start
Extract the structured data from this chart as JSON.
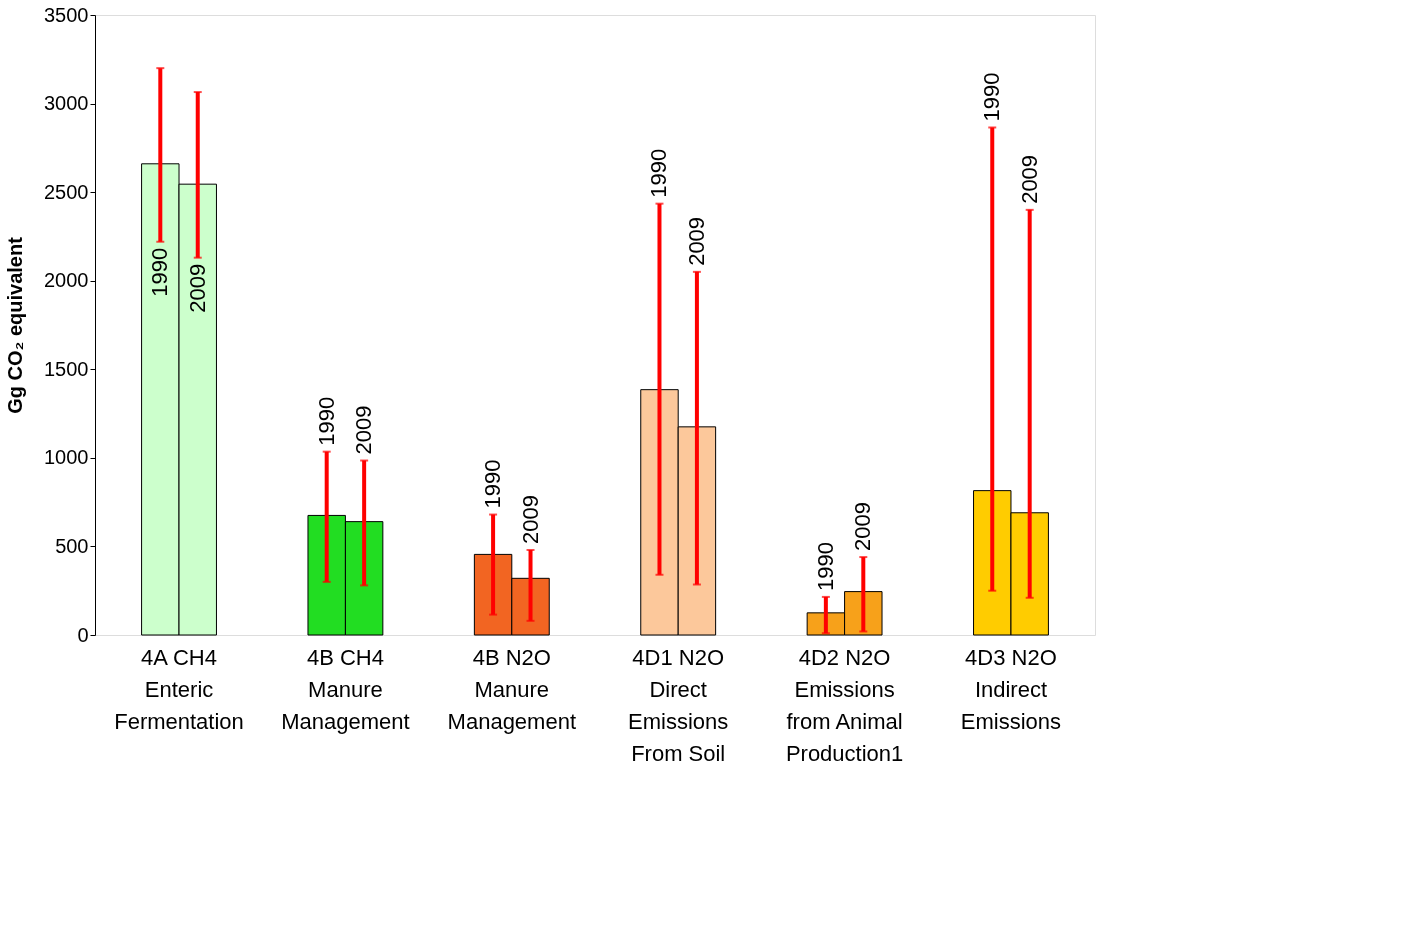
{
  "chart_data": {
    "type": "bar",
    "ylabel": "Gg CO₂ equivalent",
    "categories": [
      "4A   CH4\nEnteric\nFermentation",
      "4B   CH4\nManure\nManagement",
      "4B   N2O\nManure\nManagement",
      "4D1 N2O\nDirect\nEmissions\nFrom Soil",
      "4D2 N2O\nEmissions\nfrom Animal\nProduction1",
      "4D3 N2O\nIndirect\nEmissions"
    ],
    "series": [
      {
        "name": "1990",
        "colors": [
          "#ccffcc",
          "#22dd22",
          "#f26522",
          "#fcc89b",
          "#f7a11a",
          "#ffcc00"
        ],
        "values": [
          2660,
          675,
          455,
          1385,
          125,
          815
        ],
        "errors": [
          [
            2220,
            3200
          ],
          [
            300,
            1035
          ],
          [
            115,
            680
          ],
          [
            340,
            2435
          ],
          [
            10,
            215
          ],
          [
            250,
            2865
          ]
        ]
      },
      {
        "name": "2009",
        "colors": [
          "#ccffcc",
          "#22dd22",
          "#f26522",
          "#fcc89b",
          "#f7a11a",
          "#ffcc00"
        ],
        "values": [
          2545,
          640,
          320,
          1175,
          245,
          690
        ],
        "errors": [
          [
            2130,
            3065
          ],
          [
            280,
            985
          ],
          [
            80,
            480
          ],
          [
            285,
            2050
          ],
          [
            20,
            440
          ],
          [
            210,
            2400
          ]
        ]
      }
    ],
    "ylim": [
      0,
      3500
    ],
    "yticks": [
      0,
      500,
      1000,
      1500,
      2000,
      2500,
      3000,
      3500
    ],
    "grid": false
  }
}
end
=== Instructions for the task ===
Look through the material and copy each line that has "nManure".

=== Answer below ===
      "4B   CH4\nManure\nManagement",
      "4B   N2O\nManure\nManagement",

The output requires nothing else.